-- start --

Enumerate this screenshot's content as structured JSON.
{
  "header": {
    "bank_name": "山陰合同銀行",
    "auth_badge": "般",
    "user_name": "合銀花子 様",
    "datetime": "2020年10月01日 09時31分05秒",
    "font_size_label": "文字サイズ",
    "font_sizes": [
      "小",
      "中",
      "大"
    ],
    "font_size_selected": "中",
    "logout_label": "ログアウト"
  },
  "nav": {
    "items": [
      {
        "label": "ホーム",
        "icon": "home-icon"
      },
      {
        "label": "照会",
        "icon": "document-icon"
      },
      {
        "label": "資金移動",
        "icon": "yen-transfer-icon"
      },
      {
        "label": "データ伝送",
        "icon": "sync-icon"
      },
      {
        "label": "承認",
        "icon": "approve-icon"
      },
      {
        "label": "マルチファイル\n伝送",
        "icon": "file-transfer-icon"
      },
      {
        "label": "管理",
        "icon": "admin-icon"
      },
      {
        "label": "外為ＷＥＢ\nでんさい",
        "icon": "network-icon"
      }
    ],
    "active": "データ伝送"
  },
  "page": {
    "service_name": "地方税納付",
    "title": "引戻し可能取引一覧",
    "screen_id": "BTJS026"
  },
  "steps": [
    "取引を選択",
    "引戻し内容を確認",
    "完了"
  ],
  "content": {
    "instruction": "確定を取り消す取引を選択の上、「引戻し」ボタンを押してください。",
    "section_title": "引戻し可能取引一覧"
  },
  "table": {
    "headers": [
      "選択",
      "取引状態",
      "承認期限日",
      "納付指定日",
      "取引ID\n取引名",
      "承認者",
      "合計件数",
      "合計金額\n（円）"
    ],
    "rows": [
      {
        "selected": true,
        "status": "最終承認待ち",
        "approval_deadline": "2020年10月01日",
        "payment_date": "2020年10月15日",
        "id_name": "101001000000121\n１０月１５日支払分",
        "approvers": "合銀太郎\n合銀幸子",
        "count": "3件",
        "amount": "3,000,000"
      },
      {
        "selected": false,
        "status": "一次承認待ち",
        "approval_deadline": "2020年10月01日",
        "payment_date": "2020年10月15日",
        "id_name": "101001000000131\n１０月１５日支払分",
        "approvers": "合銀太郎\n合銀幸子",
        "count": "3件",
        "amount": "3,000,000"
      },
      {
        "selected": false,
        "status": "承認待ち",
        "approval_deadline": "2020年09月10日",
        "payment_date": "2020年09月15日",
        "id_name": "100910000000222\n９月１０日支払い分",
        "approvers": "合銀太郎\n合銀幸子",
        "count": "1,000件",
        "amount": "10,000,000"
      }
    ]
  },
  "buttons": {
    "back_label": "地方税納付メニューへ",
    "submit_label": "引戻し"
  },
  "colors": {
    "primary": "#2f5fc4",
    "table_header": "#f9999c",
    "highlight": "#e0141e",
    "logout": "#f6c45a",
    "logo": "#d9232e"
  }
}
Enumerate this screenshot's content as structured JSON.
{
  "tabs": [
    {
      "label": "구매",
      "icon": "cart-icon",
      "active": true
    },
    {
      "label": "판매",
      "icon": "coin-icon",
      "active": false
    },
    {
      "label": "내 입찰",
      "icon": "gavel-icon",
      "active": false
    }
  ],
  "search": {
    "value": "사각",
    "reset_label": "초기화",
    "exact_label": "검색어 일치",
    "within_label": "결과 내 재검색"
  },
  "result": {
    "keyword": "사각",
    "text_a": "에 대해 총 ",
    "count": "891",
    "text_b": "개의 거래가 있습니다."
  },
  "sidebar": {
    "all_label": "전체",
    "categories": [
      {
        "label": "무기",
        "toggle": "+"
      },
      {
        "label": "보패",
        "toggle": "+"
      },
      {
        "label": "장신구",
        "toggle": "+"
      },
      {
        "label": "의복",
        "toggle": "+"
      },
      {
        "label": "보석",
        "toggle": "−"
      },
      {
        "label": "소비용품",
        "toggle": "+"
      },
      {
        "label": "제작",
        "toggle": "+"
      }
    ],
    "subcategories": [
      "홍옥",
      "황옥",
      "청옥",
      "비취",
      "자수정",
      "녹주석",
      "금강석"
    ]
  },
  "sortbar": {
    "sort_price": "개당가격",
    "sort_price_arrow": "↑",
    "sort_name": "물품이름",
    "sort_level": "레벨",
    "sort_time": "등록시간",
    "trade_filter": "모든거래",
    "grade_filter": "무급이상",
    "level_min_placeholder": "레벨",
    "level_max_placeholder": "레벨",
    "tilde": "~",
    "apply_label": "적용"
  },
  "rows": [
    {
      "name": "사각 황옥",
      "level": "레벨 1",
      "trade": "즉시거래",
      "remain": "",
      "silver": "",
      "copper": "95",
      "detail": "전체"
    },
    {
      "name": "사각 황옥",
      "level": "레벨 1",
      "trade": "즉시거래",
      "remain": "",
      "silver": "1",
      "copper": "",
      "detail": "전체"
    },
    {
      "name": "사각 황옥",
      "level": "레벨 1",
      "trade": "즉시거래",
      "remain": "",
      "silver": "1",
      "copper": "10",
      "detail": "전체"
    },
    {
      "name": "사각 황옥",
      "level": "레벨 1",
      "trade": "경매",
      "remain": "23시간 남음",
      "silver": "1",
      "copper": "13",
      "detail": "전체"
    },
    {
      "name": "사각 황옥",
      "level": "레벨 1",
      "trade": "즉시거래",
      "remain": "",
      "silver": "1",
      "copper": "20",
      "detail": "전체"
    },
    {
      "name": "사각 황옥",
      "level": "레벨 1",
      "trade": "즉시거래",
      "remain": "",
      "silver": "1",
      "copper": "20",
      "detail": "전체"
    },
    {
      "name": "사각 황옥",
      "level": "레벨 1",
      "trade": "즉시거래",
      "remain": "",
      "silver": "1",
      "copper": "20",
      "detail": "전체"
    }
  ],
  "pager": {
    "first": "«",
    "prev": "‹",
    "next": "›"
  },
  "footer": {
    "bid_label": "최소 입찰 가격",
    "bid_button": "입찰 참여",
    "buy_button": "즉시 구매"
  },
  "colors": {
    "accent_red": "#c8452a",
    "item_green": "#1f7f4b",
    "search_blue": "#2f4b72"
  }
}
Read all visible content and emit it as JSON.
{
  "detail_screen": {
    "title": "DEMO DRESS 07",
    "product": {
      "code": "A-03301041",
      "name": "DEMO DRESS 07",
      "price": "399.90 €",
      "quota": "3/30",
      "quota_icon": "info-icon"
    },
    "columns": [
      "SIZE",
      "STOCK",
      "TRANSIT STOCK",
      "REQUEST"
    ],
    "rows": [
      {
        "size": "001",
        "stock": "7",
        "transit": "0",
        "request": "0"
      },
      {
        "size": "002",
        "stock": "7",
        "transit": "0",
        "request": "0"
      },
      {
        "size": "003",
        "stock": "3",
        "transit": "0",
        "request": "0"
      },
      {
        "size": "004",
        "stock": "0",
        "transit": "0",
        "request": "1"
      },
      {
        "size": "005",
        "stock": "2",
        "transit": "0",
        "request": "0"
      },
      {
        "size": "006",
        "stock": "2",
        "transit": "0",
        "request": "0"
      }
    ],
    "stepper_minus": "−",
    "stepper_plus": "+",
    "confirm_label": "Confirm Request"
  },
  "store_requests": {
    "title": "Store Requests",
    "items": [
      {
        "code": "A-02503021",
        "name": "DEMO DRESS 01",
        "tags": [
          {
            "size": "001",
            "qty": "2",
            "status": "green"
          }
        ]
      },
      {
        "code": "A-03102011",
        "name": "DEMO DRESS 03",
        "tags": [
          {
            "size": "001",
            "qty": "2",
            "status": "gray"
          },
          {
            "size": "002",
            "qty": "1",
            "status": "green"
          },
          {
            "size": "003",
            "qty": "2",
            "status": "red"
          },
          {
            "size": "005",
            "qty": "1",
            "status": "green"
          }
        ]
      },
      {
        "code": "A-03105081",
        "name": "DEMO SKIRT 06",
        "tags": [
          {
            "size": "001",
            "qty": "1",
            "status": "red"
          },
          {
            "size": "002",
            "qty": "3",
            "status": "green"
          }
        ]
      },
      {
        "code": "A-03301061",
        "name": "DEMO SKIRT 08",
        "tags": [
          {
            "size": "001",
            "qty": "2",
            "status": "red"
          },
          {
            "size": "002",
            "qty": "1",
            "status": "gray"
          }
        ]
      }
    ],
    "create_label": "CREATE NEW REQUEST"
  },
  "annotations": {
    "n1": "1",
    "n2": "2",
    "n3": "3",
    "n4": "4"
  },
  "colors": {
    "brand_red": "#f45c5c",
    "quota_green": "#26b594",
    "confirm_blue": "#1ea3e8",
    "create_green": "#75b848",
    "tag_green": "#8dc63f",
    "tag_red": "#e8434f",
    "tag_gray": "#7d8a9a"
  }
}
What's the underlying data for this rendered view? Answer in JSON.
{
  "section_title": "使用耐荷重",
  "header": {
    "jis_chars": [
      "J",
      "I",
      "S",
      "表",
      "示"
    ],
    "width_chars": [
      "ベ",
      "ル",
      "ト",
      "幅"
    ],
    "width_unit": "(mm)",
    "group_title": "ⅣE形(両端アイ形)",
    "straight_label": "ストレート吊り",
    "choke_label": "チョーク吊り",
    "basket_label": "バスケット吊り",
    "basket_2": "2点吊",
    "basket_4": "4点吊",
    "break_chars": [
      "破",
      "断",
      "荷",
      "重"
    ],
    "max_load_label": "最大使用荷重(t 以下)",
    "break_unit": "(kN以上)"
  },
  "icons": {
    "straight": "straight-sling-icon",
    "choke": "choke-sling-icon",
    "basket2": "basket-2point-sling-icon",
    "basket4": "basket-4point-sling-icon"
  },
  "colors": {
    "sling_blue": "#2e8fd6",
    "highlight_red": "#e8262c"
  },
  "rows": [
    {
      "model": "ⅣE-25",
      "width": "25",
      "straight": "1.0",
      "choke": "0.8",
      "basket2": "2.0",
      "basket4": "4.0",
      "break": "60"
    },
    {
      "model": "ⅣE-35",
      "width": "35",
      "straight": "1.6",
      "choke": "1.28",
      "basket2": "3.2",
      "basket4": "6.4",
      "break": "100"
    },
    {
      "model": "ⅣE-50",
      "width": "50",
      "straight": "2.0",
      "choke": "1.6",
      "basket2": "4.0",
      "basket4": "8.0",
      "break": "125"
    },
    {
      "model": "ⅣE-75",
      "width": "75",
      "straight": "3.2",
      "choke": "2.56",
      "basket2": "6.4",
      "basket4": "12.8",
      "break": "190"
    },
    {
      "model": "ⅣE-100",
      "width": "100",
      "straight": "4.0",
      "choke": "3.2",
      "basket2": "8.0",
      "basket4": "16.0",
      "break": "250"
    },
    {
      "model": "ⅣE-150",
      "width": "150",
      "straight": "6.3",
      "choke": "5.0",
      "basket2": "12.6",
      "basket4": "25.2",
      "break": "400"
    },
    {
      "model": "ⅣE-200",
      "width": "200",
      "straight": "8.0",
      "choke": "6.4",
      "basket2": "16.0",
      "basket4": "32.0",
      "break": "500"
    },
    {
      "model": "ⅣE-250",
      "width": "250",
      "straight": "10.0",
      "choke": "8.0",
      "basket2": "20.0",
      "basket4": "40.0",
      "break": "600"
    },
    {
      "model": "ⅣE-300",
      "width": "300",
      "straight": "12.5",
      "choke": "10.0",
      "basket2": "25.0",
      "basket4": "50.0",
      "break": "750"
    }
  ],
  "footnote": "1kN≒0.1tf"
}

-- end --

_Exercise objective_
Only the number is wanted: how many lines above include the word "引戻し可能取引一覧"?

_The output_
2